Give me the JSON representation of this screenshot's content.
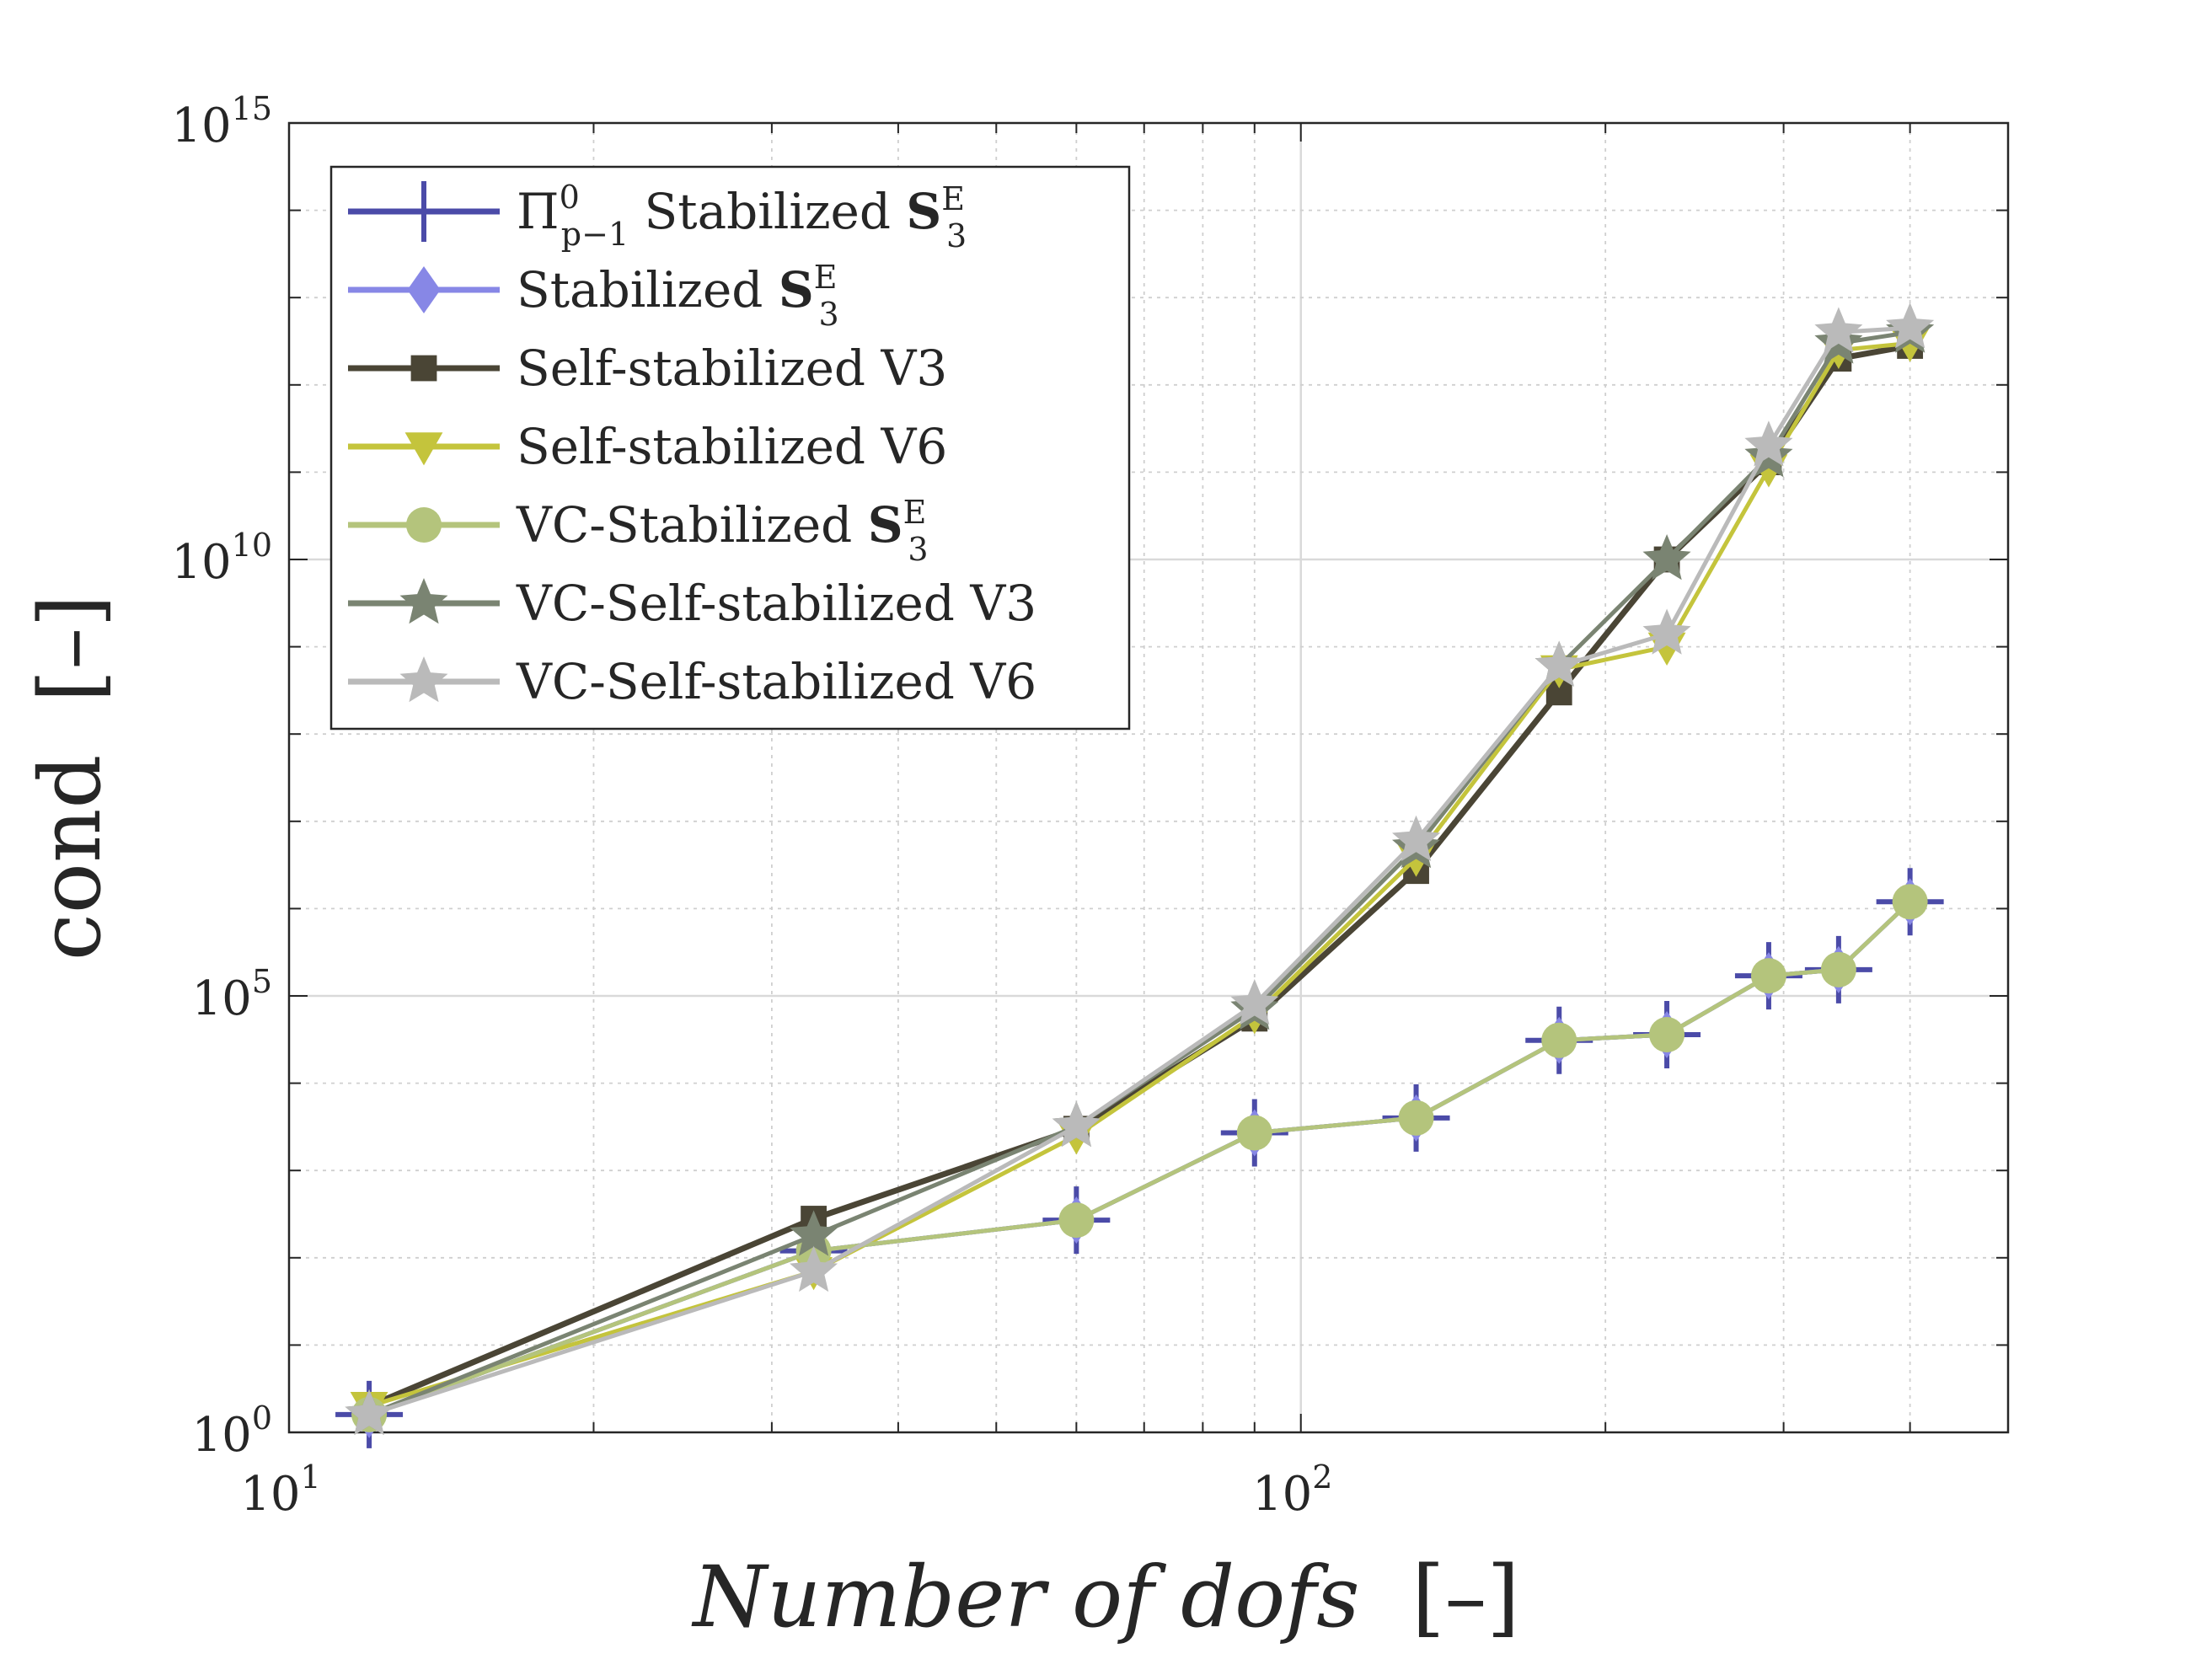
{
  "chart_data": {
    "type": "line",
    "xscale": "log",
    "yscale": "log",
    "xlim": [
      10,
      500
    ],
    "ylim": [
      1,
      1000000000000000.0
    ],
    "xlabel": "Number of dofs",
    "xlabel_unit": "[–]",
    "ylabel": "cond",
    "ylabel_unit": "[–]",
    "grid": true,
    "legend_position": "top-left",
    "x_tick_labels": [
      {
        "value": 10,
        "base": "10",
        "exp": "1"
      },
      {
        "value": 100,
        "base": "10",
        "exp": "2"
      }
    ],
    "y_tick_labels": [
      {
        "value": 1,
        "base": "10",
        "exp": "0"
      },
      {
        "value": 100000,
        "base": "10",
        "exp": "5"
      },
      {
        "value": 10000000000,
        "base": "10",
        "exp": "10"
      },
      {
        "value": 1000000000000000,
        "base": "10",
        "exp": "15"
      }
    ],
    "x": [
      12,
      33,
      60,
      90,
      130,
      180,
      230,
      290,
      340,
      400
    ],
    "series": [
      {
        "name": "Π⁰ₚ₋₁ Stabilized S₃ᴱ",
        "legend": {
          "main": "Π",
          "sup": "0",
          "sub": "p−1",
          "text": " Stabilized ",
          "bold": "S",
          "bsub": "3",
          "bsup": "E"
        },
        "color": "#4b4ba8",
        "marker": "plus",
        "values": [
          1.6,
          120,
          270,
          2700,
          4000,
          31000,
          36000,
          170000,
          200000,
          1200000
        ]
      },
      {
        "name": "Stabilized S₃ᴱ",
        "legend": {
          "main": "",
          "sup": "",
          "sub": "",
          "text": "Stabilized ",
          "bold": "S",
          "bsub": "3",
          "bsup": "E"
        },
        "color": "#8787e6",
        "marker": "diamond",
        "values": [
          1.6,
          120,
          270,
          2700,
          4000,
          31000,
          36000,
          170000,
          200000,
          1200000
        ]
      },
      {
        "name": "Self-stabilized V3",
        "legend": {
          "text": "Self-stabilized V3"
        },
        "color": "#4a4535",
        "marker": "square",
        "values": [
          2,
          280,
          3000,
          55000,
          2700000,
          300000000,
          10000000000,
          130000000000,
          2000000000000,
          2800000000000
        ]
      },
      {
        "name": "Self-stabilized V6",
        "legend": {
          "text": "Self-stabilized V6"
        },
        "color": "#c4c43c",
        "marker": "triangle-down",
        "values": [
          2,
          70,
          2500,
          60000,
          3800000,
          550000000,
          1000000000,
          110000000000,
          2500000000000,
          3000000000000
        ]
      },
      {
        "name": "VC-Stabilized S₃ᴱ",
        "legend": {
          "main": "",
          "sup": "",
          "sub": "",
          "text": "VC-Stabilized ",
          "bold": "S",
          "bsub": "3",
          "bsup": "E"
        },
        "color": "#b4c47c",
        "marker": "circle",
        "values": [
          1.6,
          120,
          270,
          2700,
          4000,
          31000,
          36000,
          170000,
          200000,
          1200000
        ]
      },
      {
        "name": "VC-Self-stabilized V3",
        "legend": {
          "text": "VC-Self-stabilized V3"
        },
        "color": "#7a8472",
        "marker": "star",
        "values": [
          1.6,
          180,
          3200,
          70000,
          5000000,
          600000000,
          10000000000,
          150000000000,
          3000000000000,
          4000000000000
        ]
      },
      {
        "name": "VC-Self-stabilized V6",
        "legend": {
          "text": "VC-Self-stabilized V6"
        },
        "color": "#bababa",
        "marker": "star",
        "values": [
          1.6,
          70,
          3200,
          80000,
          6000000,
          600000000,
          1400000000,
          200000000000,
          4000000000000,
          4500000000000
        ]
      }
    ]
  }
}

---

**Stated exercise:** Leave out the pictures and output the rest of the material exactly as written.

**Response:**
Give me the JSON representation of this screenshot's content.
{
  "chart_data": {
    "type": "line",
    "xscale": "log",
    "yscale": "log",
    "xlim": [
      10,
      500
    ],
    "ylim": [
      1,
      1000000000000000.0
    ],
    "xlabel": "Number of dofs",
    "xlabel_unit": "[–]",
    "ylabel": "cond",
    "ylabel_unit": "[–]",
    "grid": true,
    "legend_position": "top-left",
    "x_tick_labels": [
      {
        "value": 10,
        "base": "10",
        "exp": "1"
      },
      {
        "value": 100,
        "base": "10",
        "exp": "2"
      }
    ],
    "y_tick_labels": [
      {
        "value": 1,
        "base": "10",
        "exp": "0"
      },
      {
        "value": 100000,
        "base": "10",
        "exp": "5"
      },
      {
        "value": 10000000000,
        "base": "10",
        "exp": "10"
      },
      {
        "value": 1000000000000000,
        "base": "10",
        "exp": "15"
      }
    ],
    "x": [
      12,
      33,
      60,
      90,
      130,
      180,
      230,
      290,
      340,
      400
    ],
    "series": [
      {
        "name": "Π⁰ₚ₋₁ Stabilized S₃ᴱ",
        "legend": {
          "main": "Π",
          "sup": "0",
          "sub": "p−1",
          "text": " Stabilized ",
          "bold": "S",
          "bsub": "3",
          "bsup": "E"
        },
        "color": "#4b4ba8",
        "marker": "plus",
        "values": [
          1.6,
          120,
          270,
          2700,
          4000,
          31000,
          36000,
          170000,
          200000,
          1200000
        ]
      },
      {
        "name": "Stabilized S₃ᴱ",
        "legend": {
          "main": "",
          "sup": "",
          "sub": "",
          "text": "Stabilized ",
          "bold": "S",
          "bsub": "3",
          "bsup": "E"
        },
        "color": "#8787e6",
        "marker": "diamond",
        "values": [
          1.6,
          120,
          270,
          2700,
          4000,
          31000,
          36000,
          170000,
          200000,
          1200000
        ]
      },
      {
        "name": "Self-stabilized V3",
        "legend": {
          "text": "Self-stabilized V3"
        },
        "color": "#4a4535",
        "marker": "square",
        "values": [
          2,
          280,
          3000,
          55000,
          2700000,
          300000000,
          10000000000,
          130000000000,
          2000000000000,
          2800000000000
        ]
      },
      {
        "name": "Self-stabilized V6",
        "legend": {
          "text": "Self-stabilized V6"
        },
        "color": "#c4c43c",
        "marker": "triangle-down",
        "values": [
          2,
          70,
          2500,
          60000,
          3800000,
          550000000,
          1000000000,
          110000000000,
          2500000000000,
          3000000000000
        ]
      },
      {
        "name": "VC-Stabilized S₃ᴱ",
        "legend": {
          "main": "",
          "sup": "",
          "sub": "",
          "text": "VC-Stabilized ",
          "bold": "S",
          "bsub": "3",
          "bsup": "E"
        },
        "color": "#b4c47c",
        "marker": "circle",
        "values": [
          1.6,
          120,
          270,
          2700,
          4000,
          31000,
          36000,
          170000,
          200000,
          1200000
        ]
      },
      {
        "name": "VC-Self-stabilized V3",
        "legend": {
          "text": "VC-Self-stabilized V3"
        },
        "color": "#7a8472",
        "marker": "star",
        "values": [
          1.6,
          180,
          3200,
          70000,
          5000000,
          600000000,
          10000000000,
          150000000000,
          3000000000000,
          4000000000000
        ]
      },
      {
        "name": "VC-Self-stabilized V6",
        "legend": {
          "text": "VC-Self-stabilized V6"
        },
        "color": "#bababa",
        "marker": "star",
        "values": [
          1.6,
          70,
          3200,
          80000,
          6000000,
          600000000,
          1400000000,
          200000000000,
          4000000000000,
          4500000000000
        ]
      }
    ]
  }
}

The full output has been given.